Dataset records
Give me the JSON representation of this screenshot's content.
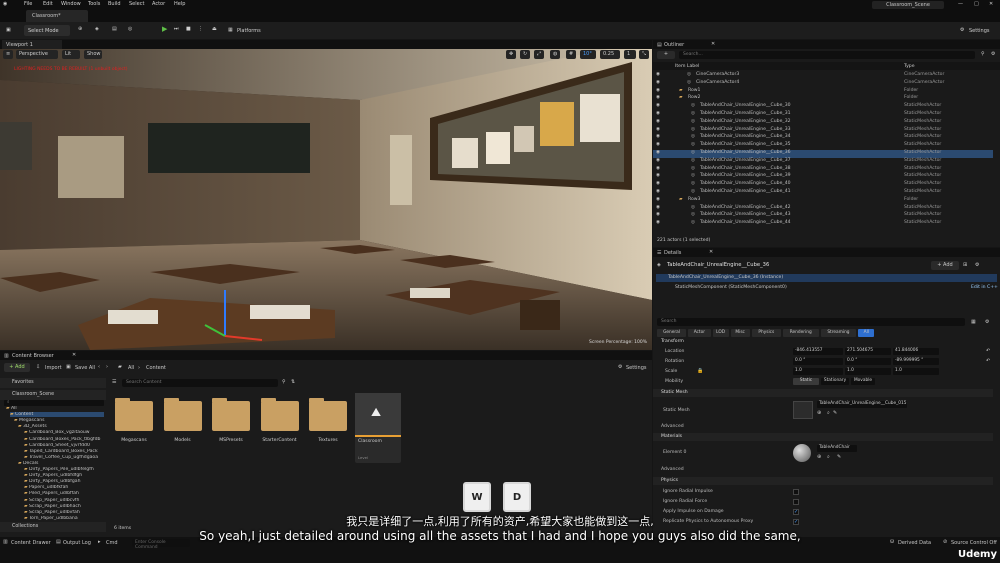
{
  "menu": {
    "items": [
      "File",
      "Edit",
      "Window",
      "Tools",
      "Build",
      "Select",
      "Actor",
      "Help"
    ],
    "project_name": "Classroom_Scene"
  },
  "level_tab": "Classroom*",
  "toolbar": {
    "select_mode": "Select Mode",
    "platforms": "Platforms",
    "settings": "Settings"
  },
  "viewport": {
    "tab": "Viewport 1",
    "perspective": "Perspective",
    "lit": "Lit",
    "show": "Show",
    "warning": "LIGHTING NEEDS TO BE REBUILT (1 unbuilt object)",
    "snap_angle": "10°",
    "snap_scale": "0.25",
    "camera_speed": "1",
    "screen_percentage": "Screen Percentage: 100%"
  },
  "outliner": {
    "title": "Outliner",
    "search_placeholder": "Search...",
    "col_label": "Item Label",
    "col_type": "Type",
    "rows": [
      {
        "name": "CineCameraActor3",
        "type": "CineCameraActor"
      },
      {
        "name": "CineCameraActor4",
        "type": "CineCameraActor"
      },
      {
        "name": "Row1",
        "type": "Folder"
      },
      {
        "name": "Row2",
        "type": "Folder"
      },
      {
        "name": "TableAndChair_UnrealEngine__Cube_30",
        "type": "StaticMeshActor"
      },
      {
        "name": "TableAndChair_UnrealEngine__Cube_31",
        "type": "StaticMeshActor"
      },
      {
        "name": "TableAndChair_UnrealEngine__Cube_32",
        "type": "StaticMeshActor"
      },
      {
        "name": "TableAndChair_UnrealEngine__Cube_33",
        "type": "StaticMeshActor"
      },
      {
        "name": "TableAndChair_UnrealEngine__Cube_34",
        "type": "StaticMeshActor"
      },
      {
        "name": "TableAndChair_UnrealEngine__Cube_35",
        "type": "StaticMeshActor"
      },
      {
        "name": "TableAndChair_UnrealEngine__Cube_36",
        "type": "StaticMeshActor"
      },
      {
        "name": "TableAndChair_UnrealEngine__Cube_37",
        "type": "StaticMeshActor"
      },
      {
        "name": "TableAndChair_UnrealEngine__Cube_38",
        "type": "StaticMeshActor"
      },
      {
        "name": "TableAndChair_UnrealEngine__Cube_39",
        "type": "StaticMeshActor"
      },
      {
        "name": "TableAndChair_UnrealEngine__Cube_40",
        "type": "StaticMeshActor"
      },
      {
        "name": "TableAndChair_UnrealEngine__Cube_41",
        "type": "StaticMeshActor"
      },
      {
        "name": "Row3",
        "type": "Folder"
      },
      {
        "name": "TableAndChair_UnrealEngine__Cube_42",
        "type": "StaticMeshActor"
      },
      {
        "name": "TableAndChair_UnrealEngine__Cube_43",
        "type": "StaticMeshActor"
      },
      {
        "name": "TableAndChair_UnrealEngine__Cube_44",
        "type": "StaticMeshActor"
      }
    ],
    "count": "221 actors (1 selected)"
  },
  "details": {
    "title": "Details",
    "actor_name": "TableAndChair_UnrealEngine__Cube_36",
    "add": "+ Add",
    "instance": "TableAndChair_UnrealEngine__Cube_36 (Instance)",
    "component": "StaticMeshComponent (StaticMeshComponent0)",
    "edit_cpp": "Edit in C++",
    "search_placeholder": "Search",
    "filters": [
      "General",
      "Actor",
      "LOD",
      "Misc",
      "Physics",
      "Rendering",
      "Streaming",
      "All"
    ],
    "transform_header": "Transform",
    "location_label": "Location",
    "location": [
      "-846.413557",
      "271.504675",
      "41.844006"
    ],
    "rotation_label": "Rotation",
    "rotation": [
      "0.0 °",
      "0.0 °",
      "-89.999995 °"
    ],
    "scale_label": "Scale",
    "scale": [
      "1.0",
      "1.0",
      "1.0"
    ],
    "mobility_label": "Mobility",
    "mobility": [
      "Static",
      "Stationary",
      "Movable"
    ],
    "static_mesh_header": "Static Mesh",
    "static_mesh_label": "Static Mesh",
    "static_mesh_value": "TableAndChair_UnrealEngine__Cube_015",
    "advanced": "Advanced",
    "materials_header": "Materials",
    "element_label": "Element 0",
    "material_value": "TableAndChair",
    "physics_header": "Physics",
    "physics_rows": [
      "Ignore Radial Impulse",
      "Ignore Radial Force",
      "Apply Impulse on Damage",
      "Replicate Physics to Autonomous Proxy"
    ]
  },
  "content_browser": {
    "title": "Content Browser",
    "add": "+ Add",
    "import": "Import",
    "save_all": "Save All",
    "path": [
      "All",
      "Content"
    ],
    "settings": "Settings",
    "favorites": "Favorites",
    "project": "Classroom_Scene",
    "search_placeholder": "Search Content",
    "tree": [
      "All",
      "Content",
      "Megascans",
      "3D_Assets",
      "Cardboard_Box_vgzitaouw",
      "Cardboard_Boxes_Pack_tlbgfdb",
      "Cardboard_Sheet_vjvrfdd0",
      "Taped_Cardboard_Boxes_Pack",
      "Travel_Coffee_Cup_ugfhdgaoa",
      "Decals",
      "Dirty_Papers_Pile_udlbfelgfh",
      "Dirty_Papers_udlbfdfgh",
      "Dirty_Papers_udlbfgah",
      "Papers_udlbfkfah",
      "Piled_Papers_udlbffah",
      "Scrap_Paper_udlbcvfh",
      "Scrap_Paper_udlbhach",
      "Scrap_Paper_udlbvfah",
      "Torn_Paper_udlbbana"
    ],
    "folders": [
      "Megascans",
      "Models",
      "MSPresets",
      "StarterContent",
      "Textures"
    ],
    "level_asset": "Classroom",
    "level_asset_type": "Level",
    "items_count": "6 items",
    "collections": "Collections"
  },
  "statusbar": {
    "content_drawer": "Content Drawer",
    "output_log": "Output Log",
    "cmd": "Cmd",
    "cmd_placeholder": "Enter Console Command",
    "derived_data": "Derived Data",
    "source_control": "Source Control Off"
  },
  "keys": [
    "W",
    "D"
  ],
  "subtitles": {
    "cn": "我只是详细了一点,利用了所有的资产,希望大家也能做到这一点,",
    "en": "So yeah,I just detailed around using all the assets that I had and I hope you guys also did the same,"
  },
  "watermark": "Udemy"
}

...

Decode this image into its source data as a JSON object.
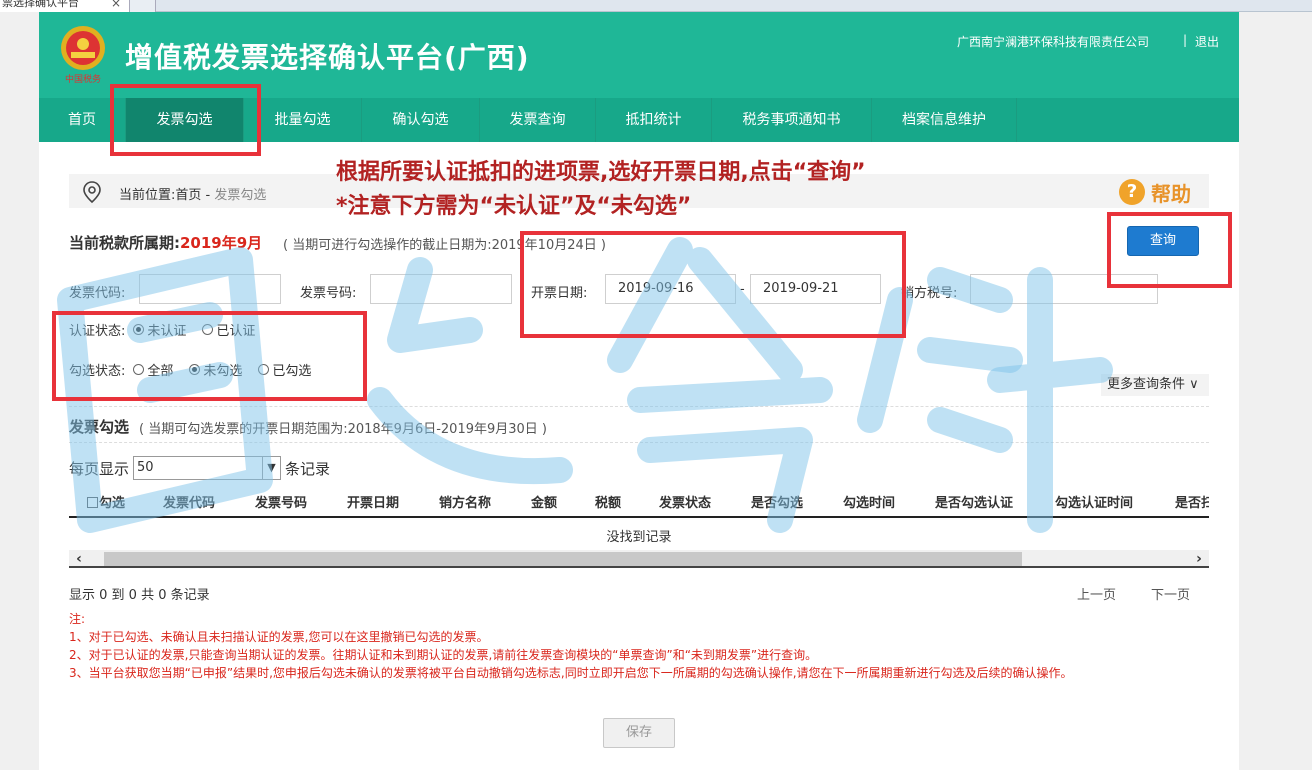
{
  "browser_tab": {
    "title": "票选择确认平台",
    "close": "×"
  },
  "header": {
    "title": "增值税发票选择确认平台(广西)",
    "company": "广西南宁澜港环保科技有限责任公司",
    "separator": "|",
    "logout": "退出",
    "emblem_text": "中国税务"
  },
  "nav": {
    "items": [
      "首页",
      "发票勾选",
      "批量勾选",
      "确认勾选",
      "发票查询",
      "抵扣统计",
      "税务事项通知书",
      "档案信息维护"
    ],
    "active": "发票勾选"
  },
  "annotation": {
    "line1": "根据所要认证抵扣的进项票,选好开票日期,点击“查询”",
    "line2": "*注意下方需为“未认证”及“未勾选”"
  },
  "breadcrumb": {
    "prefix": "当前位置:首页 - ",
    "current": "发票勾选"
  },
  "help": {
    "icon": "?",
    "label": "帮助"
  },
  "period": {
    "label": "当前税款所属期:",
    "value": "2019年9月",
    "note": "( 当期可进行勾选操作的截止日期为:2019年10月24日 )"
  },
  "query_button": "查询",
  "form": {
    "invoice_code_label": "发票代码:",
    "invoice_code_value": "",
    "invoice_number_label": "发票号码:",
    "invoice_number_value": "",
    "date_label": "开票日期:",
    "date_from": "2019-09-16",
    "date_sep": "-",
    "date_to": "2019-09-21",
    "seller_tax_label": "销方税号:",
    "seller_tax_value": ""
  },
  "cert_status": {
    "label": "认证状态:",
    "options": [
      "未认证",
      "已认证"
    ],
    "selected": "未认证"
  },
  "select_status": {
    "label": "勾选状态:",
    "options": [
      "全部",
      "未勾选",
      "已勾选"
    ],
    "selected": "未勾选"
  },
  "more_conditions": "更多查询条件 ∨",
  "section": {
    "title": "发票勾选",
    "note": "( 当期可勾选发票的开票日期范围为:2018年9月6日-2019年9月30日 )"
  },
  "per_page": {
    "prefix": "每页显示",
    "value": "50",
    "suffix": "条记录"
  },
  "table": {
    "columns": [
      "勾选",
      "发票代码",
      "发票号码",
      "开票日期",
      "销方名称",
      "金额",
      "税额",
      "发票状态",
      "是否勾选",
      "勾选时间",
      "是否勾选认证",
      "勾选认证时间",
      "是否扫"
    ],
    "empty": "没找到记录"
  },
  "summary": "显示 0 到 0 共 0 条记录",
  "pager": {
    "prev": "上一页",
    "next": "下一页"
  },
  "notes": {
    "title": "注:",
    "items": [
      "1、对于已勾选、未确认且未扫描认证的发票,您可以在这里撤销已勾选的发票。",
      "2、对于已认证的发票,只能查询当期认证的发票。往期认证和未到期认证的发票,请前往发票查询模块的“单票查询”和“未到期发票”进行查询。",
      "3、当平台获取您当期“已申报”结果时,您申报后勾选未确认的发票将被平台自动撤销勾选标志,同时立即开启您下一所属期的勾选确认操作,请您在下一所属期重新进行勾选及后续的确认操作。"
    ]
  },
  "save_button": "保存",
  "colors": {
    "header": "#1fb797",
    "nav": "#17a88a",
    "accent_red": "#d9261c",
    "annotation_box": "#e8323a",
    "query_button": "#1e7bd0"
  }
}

§ **Short task**
Looking at the material above, count the lines that hold "Ignore" and give the total alone.

§ **Final result**
2